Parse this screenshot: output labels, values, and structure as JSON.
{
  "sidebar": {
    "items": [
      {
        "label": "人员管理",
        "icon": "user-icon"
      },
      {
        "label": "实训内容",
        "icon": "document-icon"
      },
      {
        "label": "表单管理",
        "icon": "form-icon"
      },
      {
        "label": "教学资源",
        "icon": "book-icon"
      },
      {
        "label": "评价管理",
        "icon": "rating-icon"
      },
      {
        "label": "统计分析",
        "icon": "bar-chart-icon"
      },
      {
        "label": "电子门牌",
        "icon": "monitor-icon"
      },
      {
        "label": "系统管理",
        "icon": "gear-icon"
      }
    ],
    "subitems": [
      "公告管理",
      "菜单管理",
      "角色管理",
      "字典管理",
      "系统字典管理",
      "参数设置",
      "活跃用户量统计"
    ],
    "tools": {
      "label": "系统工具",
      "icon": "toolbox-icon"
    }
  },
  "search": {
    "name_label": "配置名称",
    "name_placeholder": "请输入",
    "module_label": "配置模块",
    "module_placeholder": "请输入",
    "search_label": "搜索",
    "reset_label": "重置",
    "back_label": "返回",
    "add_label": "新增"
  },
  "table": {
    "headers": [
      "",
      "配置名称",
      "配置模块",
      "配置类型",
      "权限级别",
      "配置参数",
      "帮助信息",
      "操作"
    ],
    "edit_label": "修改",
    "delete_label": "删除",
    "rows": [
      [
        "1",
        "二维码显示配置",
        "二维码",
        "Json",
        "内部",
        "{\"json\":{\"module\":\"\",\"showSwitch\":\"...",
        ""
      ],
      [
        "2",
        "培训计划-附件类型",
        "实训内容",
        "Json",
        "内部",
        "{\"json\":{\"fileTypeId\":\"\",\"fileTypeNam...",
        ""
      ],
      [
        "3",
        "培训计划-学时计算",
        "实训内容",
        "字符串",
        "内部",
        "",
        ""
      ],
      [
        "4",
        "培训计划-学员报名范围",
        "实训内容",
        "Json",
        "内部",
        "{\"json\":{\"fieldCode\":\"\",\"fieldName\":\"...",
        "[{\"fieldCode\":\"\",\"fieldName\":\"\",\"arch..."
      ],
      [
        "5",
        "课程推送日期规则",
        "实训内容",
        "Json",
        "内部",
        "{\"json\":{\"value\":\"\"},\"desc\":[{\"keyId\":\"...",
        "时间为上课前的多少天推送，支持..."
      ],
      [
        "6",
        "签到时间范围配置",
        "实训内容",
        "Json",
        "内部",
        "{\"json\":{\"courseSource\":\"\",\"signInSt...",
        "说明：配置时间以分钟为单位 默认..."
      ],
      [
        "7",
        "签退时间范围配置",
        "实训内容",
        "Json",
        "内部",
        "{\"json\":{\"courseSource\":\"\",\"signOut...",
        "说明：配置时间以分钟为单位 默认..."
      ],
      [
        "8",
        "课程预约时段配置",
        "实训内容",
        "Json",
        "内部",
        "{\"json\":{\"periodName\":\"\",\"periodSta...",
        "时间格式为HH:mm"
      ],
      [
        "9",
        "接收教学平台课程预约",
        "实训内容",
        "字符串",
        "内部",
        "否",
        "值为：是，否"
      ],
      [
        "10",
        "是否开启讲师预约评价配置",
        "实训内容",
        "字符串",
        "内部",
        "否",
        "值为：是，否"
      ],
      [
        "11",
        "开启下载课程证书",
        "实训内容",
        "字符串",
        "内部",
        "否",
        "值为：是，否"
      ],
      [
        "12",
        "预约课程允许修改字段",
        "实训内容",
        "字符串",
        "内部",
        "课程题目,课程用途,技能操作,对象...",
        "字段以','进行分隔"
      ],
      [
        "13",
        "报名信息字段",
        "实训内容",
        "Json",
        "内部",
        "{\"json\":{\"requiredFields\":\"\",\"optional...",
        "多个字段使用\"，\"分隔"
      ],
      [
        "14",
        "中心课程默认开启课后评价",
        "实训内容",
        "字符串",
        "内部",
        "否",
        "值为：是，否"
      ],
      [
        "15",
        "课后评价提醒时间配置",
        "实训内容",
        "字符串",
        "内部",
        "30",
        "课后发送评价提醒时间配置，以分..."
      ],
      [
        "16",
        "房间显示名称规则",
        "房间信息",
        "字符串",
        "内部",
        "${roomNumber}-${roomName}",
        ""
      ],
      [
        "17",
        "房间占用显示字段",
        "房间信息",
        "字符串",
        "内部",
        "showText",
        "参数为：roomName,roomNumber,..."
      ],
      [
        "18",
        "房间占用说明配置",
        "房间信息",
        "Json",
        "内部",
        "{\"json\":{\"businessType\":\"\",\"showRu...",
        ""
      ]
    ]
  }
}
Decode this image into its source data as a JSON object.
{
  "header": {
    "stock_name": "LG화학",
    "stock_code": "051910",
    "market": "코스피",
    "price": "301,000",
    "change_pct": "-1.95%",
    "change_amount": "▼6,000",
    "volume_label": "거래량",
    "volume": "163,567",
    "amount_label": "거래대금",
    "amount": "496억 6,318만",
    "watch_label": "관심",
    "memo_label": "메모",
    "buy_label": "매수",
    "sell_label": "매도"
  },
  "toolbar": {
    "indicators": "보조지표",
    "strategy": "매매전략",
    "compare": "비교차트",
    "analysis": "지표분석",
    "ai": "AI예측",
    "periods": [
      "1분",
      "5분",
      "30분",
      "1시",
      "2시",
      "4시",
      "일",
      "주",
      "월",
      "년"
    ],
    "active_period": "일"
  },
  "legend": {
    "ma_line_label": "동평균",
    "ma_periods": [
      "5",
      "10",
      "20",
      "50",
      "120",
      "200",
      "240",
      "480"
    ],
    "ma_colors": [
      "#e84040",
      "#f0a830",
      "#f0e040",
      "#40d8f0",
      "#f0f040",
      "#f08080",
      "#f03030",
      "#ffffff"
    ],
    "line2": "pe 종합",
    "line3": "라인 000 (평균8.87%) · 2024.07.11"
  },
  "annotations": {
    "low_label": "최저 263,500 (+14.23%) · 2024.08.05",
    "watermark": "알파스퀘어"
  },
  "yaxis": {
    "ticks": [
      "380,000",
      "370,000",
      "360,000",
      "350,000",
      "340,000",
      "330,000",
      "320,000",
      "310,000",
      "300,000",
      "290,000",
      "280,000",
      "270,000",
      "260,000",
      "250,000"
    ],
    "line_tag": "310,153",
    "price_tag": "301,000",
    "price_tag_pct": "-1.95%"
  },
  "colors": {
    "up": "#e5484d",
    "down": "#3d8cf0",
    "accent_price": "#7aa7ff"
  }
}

◆ **DIRECTION**
From the records above, extract every entry exactly as given.

◆ **WORKED SOLUTION**
Parse this screenshot: output labels, values, and structure as JSON.
{
  "sidebar": {
    "items": [
      {
        "label": "人员管理",
        "icon": "user-icon"
      },
      {
        "label": "实训内容",
        "icon": "document-icon"
      },
      {
        "label": "表单管理",
        "icon": "form-icon"
      },
      {
        "label": "教学资源",
        "icon": "book-icon"
      },
      {
        "label": "评价管理",
        "icon": "rating-icon"
      },
      {
        "label": "统计分析",
        "icon": "bar-chart-icon"
      },
      {
        "label": "电子门牌",
        "icon": "monitor-icon"
      },
      {
        "label": "系统管理",
        "icon": "gear-icon"
      }
    ],
    "subitems": [
      "公告管理",
      "菜单管理",
      "角色管理",
      "字典管理",
      "系统字典管理",
      "参数设置",
      "活跃用户量统计"
    ],
    "tools": {
      "label": "系统工具",
      "icon": "toolbox-icon"
    }
  },
  "search": {
    "name_label": "配置名称",
    "name_placeholder": "请输入",
    "module_label": "配置模块",
    "module_placeholder": "请输入",
    "search_label": "搜索",
    "reset_label": "重置",
    "back_label": "返回",
    "add_label": "新增"
  },
  "table": {
    "headers": [
      "",
      "配置名称",
      "配置模块",
      "配置类型",
      "权限级别",
      "配置参数",
      "帮助信息",
      "操作"
    ],
    "edit_label": "修改",
    "delete_label": "删除",
    "rows": [
      [
        "1",
        "二维码显示配置",
        "二维码",
        "Json",
        "内部",
        "{\"json\":{\"module\":\"\",\"showSwitch\":\"...",
        ""
      ],
      [
        "2",
        "培训计划-附件类型",
        "实训内容",
        "Json",
        "内部",
        "{\"json\":{\"fileTypeId\":\"\",\"fileTypeNam...",
        ""
      ],
      [
        "3",
        "培训计划-学时计算",
        "实训内容",
        "字符串",
        "内部",
        "",
        ""
      ],
      [
        "4",
        "培训计划-学员报名范围",
        "实训内容",
        "Json",
        "内部",
        "{\"json\":{\"fieldCode\":\"\",\"fieldName\":\"...",
        "[{\"fieldCode\":\"\",\"fieldName\":\"\",\"arch..."
      ],
      [
        "5",
        "课程推送日期规则",
        "实训内容",
        "Json",
        "内部",
        "{\"json\":{\"value\":\"\"},\"desc\":[{\"keyId\":\"...",
        "时间为上课前的多少天推送，支持..."
      ],
      [
        "6",
        "签到时间范围配置",
        "实训内容",
        "Json",
        "内部",
        "{\"json\":{\"courseSource\":\"\",\"signInSt...",
        "说明：配置时间以分钟为单位 默认..."
      ],
      [
        "7",
        "签退时间范围配置",
        "实训内容",
        "Json",
        "内部",
        "{\"json\":{\"courseSource\":\"\",\"signOut...",
        "说明：配置时间以分钟为单位 默认..."
      ],
      [
        "8",
        "课程预约时段配置",
        "实训内容",
        "Json",
        "内部",
        "{\"json\":{\"periodName\":\"\",\"periodSta...",
        "时间格式为HH:mm"
      ],
      [
        "9",
        "接收教学平台课程预约",
        "实训内容",
        "字符串",
        "内部",
        "否",
        "值为：是，否"
      ],
      [
        "10",
        "是否开启讲师预约评价配置",
        "实训内容",
        "字符串",
        "内部",
        "否",
        "值为：是，否"
      ],
      [
        "11",
        "开启下载课程证书",
        "实训内容",
        "字符串",
        "内部",
        "否",
        "值为：是，否"
      ],
      [
        "12",
        "预约课程允许修改字段",
        "实训内容",
        "字符串",
        "内部",
        "课程题目,课程用途,技能操作,对象...",
        "字段以','进行分隔"
      ],
      [
        "13",
        "报名信息字段",
        "实训内容",
        "Json",
        "内部",
        "{\"json\":{\"requiredFields\":\"\",\"optional...",
        "多个字段使用\"，\"分隔"
      ],
      [
        "14",
        "中心课程默认开启课后评价",
        "实训内容",
        "字符串",
        "内部",
        "否",
        "值为：是，否"
      ],
      [
        "15",
        "课后评价提醒时间配置",
        "实训内容",
        "字符串",
        "内部",
        "30",
        "课后发送评价提醒时间配置，以分..."
      ],
      [
        "16",
        "房间显示名称规则",
        "房间信息",
        "字符串",
        "内部",
        "${roomNumber}-${roomName}",
        ""
      ],
      [
        "17",
        "房间占用显示字段",
        "房间信息",
        "字符串",
        "内部",
        "showText",
        "参数为：roomName,roomNumber,..."
      ],
      [
        "18",
        "房间占用说明配置",
        "房间信息",
        "Json",
        "内部",
        "{\"json\":{\"businessType\":\"\",\"showRu...",
        ""
      ]
    ]
  }
}
Decode this image into its source data as a JSON object.
{
  "header": {
    "stock_name": "LG화학",
    "stock_code": "051910",
    "market": "코스피",
    "price": "301,000",
    "change_pct": "-1.95%",
    "change_amount": "▼6,000",
    "volume_label": "거래량",
    "volume": "163,567",
    "amount_label": "거래대금",
    "amount": "496억 6,318만",
    "watch_label": "관심",
    "memo_label": "메모",
    "buy_label": "매수",
    "sell_label": "매도"
  },
  "toolbar": {
    "indicators": "보조지표",
    "strategy": "매매전략",
    "compare": "비교차트",
    "analysis": "지표분석",
    "ai": "AI예측",
    "periods": [
      "1분",
      "5분",
      "30분",
      "1시",
      "2시",
      "4시",
      "일",
      "주",
      "월",
      "년"
    ],
    "active_period": "일"
  },
  "legend": {
    "ma_line_label": "동평균",
    "ma_periods": [
      "5",
      "10",
      "20",
      "50",
      "120",
      "200",
      "240",
      "480"
    ],
    "ma_colors": [
      "#e84040",
      "#f0a830",
      "#f0e040",
      "#40d8f0",
      "#f0f040",
      "#f08080",
      "#f03030",
      "#ffffff"
    ],
    "line2": "pe 종합",
    "line3": "라인 000 (평균8.87%) · 2024.07.11"
  },
  "annotations": {
    "low_label": "최저 263,500 (+14.23%) · 2024.08.05",
    "watermark": "알파스퀘어"
  },
  "yaxis": {
    "ticks": [
      "380,000",
      "370,000",
      "360,000",
      "350,000",
      "340,000",
      "330,000",
      "320,000",
      "310,000",
      "300,000",
      "290,000",
      "280,000",
      "270,000",
      "260,000",
      "250,000"
    ],
    "line_tag": "310,153",
    "price_tag": "301,000",
    "price_tag_pct": "-1.95%"
  },
  "colors": {
    "up": "#e5484d",
    "down": "#3d8cf0",
    "accent_price": "#7aa7ff"
  }
}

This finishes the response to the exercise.